# What to do
Every entry here needs to be repeated exactly.

# Entries with figure data
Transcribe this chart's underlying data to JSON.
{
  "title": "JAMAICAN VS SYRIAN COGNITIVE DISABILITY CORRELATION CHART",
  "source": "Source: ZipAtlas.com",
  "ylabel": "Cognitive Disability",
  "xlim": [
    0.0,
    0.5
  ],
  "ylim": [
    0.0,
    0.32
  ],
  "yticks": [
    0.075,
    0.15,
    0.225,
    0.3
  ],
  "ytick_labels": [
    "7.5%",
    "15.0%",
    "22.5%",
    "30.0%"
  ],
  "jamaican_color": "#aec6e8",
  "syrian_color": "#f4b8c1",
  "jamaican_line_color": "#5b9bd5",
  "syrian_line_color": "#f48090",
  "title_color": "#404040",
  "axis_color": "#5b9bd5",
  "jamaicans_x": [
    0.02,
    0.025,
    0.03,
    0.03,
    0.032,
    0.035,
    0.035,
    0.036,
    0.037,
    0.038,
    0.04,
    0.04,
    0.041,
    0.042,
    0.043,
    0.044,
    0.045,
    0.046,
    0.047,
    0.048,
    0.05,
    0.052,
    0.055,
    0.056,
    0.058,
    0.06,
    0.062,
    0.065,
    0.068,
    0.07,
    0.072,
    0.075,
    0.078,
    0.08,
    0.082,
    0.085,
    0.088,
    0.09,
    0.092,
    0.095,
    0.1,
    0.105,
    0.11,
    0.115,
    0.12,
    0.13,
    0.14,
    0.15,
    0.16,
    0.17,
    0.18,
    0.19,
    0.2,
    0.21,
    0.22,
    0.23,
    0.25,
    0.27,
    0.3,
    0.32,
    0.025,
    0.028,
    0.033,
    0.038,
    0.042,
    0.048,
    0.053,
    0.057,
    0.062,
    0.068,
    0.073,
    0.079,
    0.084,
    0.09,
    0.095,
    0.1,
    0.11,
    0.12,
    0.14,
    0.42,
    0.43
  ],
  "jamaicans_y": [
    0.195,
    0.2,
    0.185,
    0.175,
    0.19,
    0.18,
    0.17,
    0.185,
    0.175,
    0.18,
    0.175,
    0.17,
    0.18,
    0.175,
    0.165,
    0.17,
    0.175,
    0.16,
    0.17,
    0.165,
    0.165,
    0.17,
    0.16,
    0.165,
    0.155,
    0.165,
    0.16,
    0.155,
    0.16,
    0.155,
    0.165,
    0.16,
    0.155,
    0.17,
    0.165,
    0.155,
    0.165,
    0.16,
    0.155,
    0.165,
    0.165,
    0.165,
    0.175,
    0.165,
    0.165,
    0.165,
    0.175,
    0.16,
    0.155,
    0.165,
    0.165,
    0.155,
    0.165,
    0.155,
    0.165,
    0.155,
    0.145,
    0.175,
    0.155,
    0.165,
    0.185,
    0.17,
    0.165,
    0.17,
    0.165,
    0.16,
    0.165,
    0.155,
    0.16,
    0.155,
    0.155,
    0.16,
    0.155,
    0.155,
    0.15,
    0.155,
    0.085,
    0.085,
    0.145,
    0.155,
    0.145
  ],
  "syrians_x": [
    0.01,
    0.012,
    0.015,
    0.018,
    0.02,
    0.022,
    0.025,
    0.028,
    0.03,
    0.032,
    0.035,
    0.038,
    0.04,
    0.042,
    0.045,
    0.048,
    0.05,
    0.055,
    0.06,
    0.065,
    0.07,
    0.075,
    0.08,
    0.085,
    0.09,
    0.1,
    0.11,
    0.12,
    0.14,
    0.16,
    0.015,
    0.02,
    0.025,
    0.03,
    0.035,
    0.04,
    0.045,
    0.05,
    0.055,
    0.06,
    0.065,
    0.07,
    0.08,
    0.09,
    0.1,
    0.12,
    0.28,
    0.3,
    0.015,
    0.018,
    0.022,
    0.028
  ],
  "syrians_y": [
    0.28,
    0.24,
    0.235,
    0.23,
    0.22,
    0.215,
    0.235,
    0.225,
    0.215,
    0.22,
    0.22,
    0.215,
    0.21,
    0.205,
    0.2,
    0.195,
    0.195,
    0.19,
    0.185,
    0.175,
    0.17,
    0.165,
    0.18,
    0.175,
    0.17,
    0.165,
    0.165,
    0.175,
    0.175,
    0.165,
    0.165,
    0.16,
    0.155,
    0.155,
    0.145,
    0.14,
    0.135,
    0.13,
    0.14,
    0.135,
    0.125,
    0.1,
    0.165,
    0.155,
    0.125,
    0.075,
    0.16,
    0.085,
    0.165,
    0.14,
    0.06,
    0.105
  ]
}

# Expected output
Transcribe this chart's underlying data to JSON.
{
  "title": "JAMAICAN VS SYRIAN COGNITIVE DISABILITY CORRELATION CHART",
  "source": "Source: ZipAtlas.com",
  "ylabel": "Cognitive Disability",
  "xlim": [
    0.0,
    0.5
  ],
  "ylim": [
    0.0,
    0.32
  ],
  "yticks": [
    0.075,
    0.15,
    0.225,
    0.3
  ],
  "ytick_labels": [
    "7.5%",
    "15.0%",
    "22.5%",
    "30.0%"
  ],
  "jamaican_color": "#aec6e8",
  "syrian_color": "#f4b8c1",
  "jamaican_line_color": "#5b9bd5",
  "syrian_line_color": "#f48090",
  "title_color": "#404040",
  "axis_color": "#5b9bd5",
  "jamaicans_x": [
    0.02,
    0.025,
    0.03,
    0.03,
    0.032,
    0.035,
    0.035,
    0.036,
    0.037,
    0.038,
    0.04,
    0.04,
    0.041,
    0.042,
    0.043,
    0.044,
    0.045,
    0.046,
    0.047,
    0.048,
    0.05,
    0.052,
    0.055,
    0.056,
    0.058,
    0.06,
    0.062,
    0.065,
    0.068,
    0.07,
    0.072,
    0.075,
    0.078,
    0.08,
    0.082,
    0.085,
    0.088,
    0.09,
    0.092,
    0.095,
    0.1,
    0.105,
    0.11,
    0.115,
    0.12,
    0.13,
    0.14,
    0.15,
    0.16,
    0.17,
    0.18,
    0.19,
    0.2,
    0.21,
    0.22,
    0.23,
    0.25,
    0.27,
    0.3,
    0.32,
    0.025,
    0.028,
    0.033,
    0.038,
    0.042,
    0.048,
    0.053,
    0.057,
    0.062,
    0.068,
    0.073,
    0.079,
    0.084,
    0.09,
    0.095,
    0.1,
    0.11,
    0.12,
    0.14,
    0.42,
    0.43
  ],
  "jamaicans_y": [
    0.195,
    0.2,
    0.185,
    0.175,
    0.19,
    0.18,
    0.17,
    0.185,
    0.175,
    0.18,
    0.175,
    0.17,
    0.18,
    0.175,
    0.165,
    0.17,
    0.175,
    0.16,
    0.17,
    0.165,
    0.165,
    0.17,
    0.16,
    0.165,
    0.155,
    0.165,
    0.16,
    0.155,
    0.16,
    0.155,
    0.165,
    0.16,
    0.155,
    0.17,
    0.165,
    0.155,
    0.165,
    0.16,
    0.155,
    0.165,
    0.165,
    0.165,
    0.175,
    0.165,
    0.165,
    0.165,
    0.175,
    0.16,
    0.155,
    0.165,
    0.165,
    0.155,
    0.165,
    0.155,
    0.165,
    0.155,
    0.145,
    0.175,
    0.155,
    0.165,
    0.185,
    0.17,
    0.165,
    0.17,
    0.165,
    0.16,
    0.165,
    0.155,
    0.16,
    0.155,
    0.155,
    0.16,
    0.155,
    0.155,
    0.15,
    0.155,
    0.085,
    0.085,
    0.145,
    0.155,
    0.145
  ],
  "syrians_x": [
    0.01,
    0.012,
    0.015,
    0.018,
    0.02,
    0.022,
    0.025,
    0.028,
    0.03,
    0.032,
    0.035,
    0.038,
    0.04,
    0.042,
    0.045,
    0.048,
    0.05,
    0.055,
    0.06,
    0.065,
    0.07,
    0.075,
    0.08,
    0.085,
    0.09,
    0.1,
    0.11,
    0.12,
    0.14,
    0.16,
    0.015,
    0.02,
    0.025,
    0.03,
    0.035,
    0.04,
    0.045,
    0.05,
    0.055,
    0.06,
    0.065,
    0.07,
    0.08,
    0.09,
    0.1,
    0.12,
    0.28,
    0.3,
    0.015,
    0.018,
    0.022,
    0.028
  ],
  "syrians_y": [
    0.28,
    0.24,
    0.235,
    0.23,
    0.22,
    0.215,
    0.235,
    0.225,
    0.215,
    0.22,
    0.22,
    0.215,
    0.21,
    0.205,
    0.2,
    0.195,
    0.195,
    0.19,
    0.185,
    0.175,
    0.17,
    0.165,
    0.18,
    0.175,
    0.17,
    0.165,
    0.165,
    0.175,
    0.175,
    0.165,
    0.165,
    0.16,
    0.155,
    0.155,
    0.145,
    0.14,
    0.135,
    0.13,
    0.14,
    0.135,
    0.125,
    0.1,
    0.165,
    0.155,
    0.125,
    0.075,
    0.16,
    0.085,
    0.165,
    0.14,
    0.06,
    0.105
  ]
}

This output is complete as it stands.